Start of Task data

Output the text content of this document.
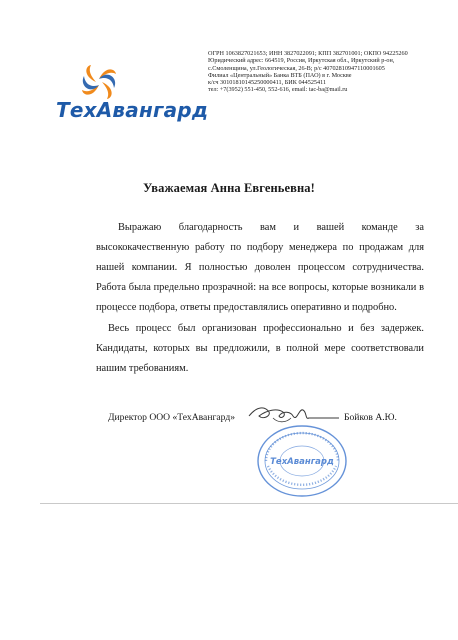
ТехАвангард
ОГРН 1063827021653; ИНН 3827022091; КПП 382701001; ОКПО 94225260
Юридический адрес: 664519, Россия, Иркутская обл., Иркутский р-он,
с.Смоленщина, ул.Геологическая, 26-В; р/с 40702810947110001605
Филиал «Центральный» Банка ВТБ (ПАО) в г. Москве
к/сч 30101810145250000411, БИК 044525411
тел: +7(3952) 551-450, 552-616, email: tac-ba@mail.ru
Уважаемая Анна Евгеньевна!
Выражаю благодарность вам и вашей команде за высококачественную работу по подбору менеджера по продажам для нашей компании. Я полностью доволен процессом сотрудничества. Работа была предельно прозрачной: на все вопросы, которые возникали в процессе подбора, ответы предоставлялись оперативно и подробно.
Весь процесс был организован профессионально и без задержек. Кандидаты, которых вы предложили, в полной мере соответствовали нашим требованиям.
Директор ООО «ТехАвангард»	Бойков А.Ю.
ТехАвангард
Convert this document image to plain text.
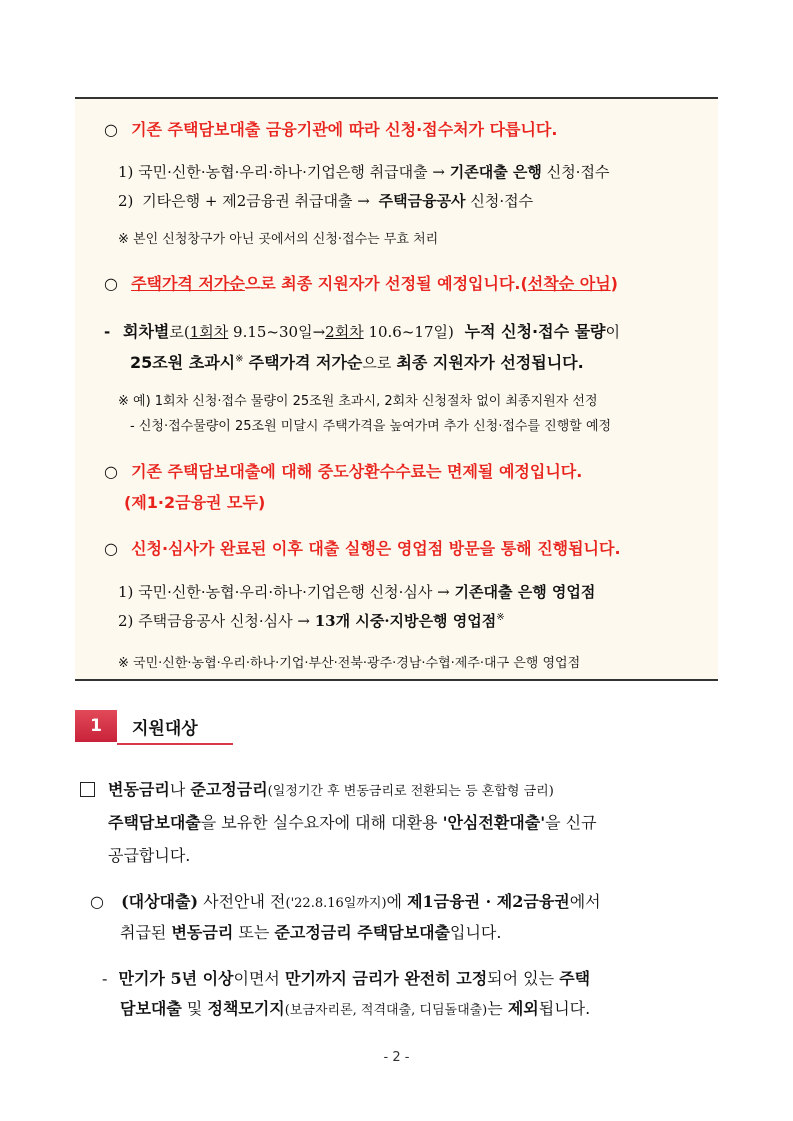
○ 기존 주택담보대출 금융기관에 따라 신청·접수처가 다릅니다.
1) 국민·신한·농협·우리·하나·기업은행 취급대출 → 기존대출 은행 신청·접수
2) 기타은행 + 제2금융권 취급대출 → 주택금융공사 신청·접수
※ 본인 신청창구가 아닌 곳에서의 신청·접수는 무효 처리
○ 주택가격 저가순으로 최종 지원자가 선정될 예정입니다.(선착순 아님)
- 회차별로(1회차 9.15~30일→2회차 10.6~17일) 누적 신청·접수 물량이
25조원 초과시※ 주택가격 저가순으로 최종 지원자가 선정됩니다.
※ 예) 1회차 신청·접수 물량이 25조원 초과시, 2회차 신청절차 없이 최종지원자 선정
- 신청·접수물량이 25조원 미달시 주택가격을 높여가며 추가 신청·접수를 진행할 예정
○ 기존 주택담보대출에 대해 중도상환수수료는 면제될 예정입니다.
(제1·2금융권 모두)
○ 신청·심사가 완료된 이후 대출 실행은 영업점 방문을 통해 진행됩니다.
1) 국민·신한·농협·우리·하나·기업은행 신청·심사 → 기존대출 은행 영업점
2) 주택금융공사 신청·심사 → 13개 시중·지방은행 영업점※
※ 국민·신한·농협·우리·하나·기업·부산·전북·광주·경남·수협·제주·대구 은행 영업점
1	지원대상
변동금리나 준고정금리(일정기간 후 변동금리로 전환되는 등 혼합형 금리)
주택담보대출을 보유한 실수요자에 대해 대환용 '안심전환대출'을 신규
공급합니다.
○ (대상대출) 사전안내 전('22.8.16일까지)에 제1금융권 · 제2금융권에서
취급된 변동금리 또는 준고정금리 주택담보대출입니다.
- 만기가 5년 이상이면서 만기까지 금리가 완전히 고정되어 있는 주택
담보대출 및 정책모기지(보금자리론, 적격대출, 디딤돌대출)는 제외됩니다.
- 2 -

End of Task data

> _Goal_
Determine the number of lines in the entries above where the string "text" appears. Answer with the number alone.

> _Solution to this task_
2